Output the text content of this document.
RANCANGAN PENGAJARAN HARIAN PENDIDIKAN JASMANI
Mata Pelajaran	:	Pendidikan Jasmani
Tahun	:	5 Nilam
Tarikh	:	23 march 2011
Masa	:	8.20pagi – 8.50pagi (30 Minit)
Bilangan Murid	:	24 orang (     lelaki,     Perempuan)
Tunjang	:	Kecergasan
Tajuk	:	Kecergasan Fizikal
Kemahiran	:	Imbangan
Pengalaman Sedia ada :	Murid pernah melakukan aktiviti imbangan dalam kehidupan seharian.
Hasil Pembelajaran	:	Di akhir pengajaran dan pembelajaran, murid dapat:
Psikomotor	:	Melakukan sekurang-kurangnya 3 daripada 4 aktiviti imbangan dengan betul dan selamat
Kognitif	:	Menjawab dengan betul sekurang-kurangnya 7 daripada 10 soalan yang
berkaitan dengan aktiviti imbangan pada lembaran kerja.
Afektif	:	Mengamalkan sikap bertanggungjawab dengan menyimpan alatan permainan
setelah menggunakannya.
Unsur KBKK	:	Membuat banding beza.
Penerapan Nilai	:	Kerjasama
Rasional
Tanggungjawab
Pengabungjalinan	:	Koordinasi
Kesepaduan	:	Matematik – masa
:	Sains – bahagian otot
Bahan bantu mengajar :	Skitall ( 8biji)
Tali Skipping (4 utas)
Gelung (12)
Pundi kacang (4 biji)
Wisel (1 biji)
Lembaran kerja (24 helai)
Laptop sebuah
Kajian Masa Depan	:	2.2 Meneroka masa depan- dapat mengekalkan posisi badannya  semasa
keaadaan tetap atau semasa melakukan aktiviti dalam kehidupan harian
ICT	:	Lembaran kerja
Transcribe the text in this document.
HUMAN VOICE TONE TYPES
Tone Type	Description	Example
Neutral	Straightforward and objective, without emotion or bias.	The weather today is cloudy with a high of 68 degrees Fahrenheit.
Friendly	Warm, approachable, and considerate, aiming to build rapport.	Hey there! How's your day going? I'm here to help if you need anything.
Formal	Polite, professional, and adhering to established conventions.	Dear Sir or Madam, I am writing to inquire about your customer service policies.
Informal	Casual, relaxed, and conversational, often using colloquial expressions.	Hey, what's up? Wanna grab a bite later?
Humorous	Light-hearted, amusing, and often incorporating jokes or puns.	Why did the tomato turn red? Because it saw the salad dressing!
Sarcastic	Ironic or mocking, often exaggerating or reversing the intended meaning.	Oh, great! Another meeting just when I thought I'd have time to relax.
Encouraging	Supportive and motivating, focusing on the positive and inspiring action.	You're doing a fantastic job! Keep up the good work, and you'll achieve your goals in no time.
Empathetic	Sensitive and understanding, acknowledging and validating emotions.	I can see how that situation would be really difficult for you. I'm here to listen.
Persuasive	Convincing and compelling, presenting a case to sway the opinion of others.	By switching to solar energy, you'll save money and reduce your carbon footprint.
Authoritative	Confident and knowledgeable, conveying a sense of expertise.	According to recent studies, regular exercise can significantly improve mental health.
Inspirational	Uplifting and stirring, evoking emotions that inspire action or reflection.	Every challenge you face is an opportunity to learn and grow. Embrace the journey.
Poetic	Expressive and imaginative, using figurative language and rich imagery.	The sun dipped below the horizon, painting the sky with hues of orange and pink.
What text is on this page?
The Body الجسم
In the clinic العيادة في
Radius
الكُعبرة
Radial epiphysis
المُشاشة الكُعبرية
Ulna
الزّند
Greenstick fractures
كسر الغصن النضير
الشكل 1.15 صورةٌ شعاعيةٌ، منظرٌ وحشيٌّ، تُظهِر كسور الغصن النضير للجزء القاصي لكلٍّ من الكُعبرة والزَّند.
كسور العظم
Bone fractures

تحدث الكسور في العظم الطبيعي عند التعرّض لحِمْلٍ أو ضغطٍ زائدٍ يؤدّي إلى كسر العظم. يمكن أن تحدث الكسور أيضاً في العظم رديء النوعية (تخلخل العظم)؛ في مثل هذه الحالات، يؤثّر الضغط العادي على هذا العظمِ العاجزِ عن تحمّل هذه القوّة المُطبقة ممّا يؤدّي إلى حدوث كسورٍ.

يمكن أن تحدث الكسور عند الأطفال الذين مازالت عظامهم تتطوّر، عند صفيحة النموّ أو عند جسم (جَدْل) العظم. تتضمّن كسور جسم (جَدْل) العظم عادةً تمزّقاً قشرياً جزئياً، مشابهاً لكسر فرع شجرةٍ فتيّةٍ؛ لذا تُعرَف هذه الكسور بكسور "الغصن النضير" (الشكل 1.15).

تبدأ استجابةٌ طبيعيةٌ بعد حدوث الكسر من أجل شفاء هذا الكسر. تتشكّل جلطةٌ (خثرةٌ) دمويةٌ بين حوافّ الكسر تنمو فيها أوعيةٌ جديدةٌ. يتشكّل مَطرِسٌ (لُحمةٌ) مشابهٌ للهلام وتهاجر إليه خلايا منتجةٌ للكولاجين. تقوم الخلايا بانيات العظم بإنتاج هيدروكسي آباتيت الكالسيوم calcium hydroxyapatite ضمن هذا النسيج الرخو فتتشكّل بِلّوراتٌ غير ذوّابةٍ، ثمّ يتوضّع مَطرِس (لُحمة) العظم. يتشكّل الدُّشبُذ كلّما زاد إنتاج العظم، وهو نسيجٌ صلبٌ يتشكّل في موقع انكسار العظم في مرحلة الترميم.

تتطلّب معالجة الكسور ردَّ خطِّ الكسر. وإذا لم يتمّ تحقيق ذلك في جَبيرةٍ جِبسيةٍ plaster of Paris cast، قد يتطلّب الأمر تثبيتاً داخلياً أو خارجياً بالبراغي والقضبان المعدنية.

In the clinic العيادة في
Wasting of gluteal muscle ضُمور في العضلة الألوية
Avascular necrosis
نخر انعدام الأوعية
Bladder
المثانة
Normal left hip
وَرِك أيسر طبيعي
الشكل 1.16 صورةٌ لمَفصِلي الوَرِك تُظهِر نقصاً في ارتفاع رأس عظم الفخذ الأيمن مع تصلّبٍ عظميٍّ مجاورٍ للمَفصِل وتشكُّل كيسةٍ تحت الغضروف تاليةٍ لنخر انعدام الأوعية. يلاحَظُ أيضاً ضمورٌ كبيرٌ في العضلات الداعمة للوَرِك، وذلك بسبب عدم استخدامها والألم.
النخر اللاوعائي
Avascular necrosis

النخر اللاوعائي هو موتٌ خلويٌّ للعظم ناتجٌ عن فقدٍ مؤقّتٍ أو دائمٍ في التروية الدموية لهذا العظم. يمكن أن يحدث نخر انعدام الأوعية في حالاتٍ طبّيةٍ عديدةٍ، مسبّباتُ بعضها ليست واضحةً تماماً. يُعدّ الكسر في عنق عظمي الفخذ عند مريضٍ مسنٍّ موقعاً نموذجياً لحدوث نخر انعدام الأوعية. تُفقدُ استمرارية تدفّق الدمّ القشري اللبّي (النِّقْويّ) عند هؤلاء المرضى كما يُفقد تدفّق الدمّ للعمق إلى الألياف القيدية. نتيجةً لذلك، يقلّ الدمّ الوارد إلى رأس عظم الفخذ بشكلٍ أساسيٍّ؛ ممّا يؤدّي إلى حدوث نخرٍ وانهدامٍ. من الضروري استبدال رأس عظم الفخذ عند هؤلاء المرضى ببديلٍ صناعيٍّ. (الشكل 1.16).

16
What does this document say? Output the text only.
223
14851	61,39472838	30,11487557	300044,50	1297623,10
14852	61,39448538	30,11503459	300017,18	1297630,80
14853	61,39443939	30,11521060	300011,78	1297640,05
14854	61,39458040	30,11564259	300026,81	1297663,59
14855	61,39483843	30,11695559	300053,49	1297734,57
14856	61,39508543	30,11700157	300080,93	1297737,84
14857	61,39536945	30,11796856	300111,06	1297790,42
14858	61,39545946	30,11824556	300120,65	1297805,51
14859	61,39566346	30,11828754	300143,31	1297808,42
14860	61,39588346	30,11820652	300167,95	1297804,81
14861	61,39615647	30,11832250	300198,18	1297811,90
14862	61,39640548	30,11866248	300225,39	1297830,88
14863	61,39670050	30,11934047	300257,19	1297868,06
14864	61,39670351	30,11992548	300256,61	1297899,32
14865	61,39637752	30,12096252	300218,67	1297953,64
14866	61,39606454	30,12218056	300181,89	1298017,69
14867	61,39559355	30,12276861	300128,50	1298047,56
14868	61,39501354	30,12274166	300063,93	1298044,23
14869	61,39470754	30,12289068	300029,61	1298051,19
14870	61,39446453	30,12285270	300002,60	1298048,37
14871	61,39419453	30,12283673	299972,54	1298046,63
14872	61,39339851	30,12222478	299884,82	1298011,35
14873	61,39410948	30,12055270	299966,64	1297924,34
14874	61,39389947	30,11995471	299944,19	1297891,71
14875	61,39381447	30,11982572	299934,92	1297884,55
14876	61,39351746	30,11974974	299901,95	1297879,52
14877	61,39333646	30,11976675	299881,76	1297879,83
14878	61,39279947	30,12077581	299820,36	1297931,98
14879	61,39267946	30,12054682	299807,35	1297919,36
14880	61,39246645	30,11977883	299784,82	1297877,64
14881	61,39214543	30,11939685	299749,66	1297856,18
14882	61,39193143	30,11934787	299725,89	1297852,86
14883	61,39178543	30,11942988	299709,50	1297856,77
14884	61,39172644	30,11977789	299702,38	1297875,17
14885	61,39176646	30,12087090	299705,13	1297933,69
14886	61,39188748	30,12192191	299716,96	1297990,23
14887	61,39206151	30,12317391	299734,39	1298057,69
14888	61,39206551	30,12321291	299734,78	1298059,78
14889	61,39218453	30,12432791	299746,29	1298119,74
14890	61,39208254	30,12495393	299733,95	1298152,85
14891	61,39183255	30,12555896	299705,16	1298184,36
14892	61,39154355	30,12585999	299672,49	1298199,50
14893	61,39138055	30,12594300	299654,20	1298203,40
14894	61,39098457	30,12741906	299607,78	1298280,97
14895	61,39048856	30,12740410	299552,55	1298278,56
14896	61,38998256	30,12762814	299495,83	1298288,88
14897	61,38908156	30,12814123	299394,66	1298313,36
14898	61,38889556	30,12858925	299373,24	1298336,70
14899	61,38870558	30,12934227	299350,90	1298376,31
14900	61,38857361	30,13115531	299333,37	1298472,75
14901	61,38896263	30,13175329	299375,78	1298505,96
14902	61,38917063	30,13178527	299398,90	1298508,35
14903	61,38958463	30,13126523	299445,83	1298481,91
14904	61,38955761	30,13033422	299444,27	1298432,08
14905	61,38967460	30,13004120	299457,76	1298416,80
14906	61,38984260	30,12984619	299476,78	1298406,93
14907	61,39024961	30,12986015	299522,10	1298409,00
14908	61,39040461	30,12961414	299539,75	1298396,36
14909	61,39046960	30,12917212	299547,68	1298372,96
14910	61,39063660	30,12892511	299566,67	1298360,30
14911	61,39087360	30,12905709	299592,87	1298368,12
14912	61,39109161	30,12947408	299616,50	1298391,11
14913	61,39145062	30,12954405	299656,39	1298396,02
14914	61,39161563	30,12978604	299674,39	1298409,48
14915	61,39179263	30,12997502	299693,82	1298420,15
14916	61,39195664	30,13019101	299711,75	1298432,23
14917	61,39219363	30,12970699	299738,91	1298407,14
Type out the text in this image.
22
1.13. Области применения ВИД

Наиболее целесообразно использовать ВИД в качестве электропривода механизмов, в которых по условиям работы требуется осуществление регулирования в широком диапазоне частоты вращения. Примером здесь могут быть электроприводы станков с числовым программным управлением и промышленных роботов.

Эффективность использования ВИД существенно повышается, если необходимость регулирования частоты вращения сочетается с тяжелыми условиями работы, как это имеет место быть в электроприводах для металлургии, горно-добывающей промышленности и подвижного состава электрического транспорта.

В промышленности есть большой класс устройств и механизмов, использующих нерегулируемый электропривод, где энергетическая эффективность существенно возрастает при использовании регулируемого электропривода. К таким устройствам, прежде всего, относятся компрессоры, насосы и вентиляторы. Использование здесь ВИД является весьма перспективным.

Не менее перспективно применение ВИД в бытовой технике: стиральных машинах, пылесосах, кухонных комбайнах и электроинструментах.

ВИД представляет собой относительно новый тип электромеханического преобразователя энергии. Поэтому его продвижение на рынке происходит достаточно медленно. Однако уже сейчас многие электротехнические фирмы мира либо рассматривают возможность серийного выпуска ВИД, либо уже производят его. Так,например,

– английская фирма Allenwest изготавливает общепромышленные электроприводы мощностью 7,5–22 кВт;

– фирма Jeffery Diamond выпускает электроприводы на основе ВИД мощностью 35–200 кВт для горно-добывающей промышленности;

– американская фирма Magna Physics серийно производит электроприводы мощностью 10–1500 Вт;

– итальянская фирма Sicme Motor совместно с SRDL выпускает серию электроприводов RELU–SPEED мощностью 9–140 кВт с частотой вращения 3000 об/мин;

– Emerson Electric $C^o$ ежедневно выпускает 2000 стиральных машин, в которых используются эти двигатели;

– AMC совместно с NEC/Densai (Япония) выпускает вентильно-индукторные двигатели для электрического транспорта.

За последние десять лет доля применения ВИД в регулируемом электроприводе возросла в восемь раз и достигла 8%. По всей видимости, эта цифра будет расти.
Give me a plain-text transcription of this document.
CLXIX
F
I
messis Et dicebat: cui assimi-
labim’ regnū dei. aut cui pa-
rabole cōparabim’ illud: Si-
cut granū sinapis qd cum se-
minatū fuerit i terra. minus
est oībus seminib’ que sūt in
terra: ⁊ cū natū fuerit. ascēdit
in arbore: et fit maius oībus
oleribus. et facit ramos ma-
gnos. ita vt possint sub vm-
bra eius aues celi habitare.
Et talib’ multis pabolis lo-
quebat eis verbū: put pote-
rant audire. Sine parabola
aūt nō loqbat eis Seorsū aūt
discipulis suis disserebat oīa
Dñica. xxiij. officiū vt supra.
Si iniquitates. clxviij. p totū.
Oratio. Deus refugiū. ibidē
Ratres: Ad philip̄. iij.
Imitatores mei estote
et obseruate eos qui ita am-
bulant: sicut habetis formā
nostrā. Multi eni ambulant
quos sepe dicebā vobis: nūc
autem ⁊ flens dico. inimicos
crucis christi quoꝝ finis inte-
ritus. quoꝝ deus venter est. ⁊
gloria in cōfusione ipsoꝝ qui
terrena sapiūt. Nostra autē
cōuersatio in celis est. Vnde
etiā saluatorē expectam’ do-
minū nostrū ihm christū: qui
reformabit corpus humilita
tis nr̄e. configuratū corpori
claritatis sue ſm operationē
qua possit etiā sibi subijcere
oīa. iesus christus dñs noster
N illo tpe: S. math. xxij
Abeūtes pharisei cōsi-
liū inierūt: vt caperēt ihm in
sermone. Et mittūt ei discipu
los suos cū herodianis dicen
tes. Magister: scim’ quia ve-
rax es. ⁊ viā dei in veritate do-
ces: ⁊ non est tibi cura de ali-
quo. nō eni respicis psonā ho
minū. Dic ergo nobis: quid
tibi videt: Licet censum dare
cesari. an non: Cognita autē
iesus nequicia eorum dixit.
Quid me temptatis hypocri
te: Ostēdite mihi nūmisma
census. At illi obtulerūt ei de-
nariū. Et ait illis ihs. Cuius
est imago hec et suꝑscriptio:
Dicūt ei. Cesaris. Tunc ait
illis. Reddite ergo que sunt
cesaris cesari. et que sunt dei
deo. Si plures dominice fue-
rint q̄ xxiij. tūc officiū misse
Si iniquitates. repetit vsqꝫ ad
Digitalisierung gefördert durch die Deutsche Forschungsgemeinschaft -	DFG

## THE EXERCISE
Report the number of lines containing the string "with" and add nothing to it.

## EXPECTED OUTPUT
2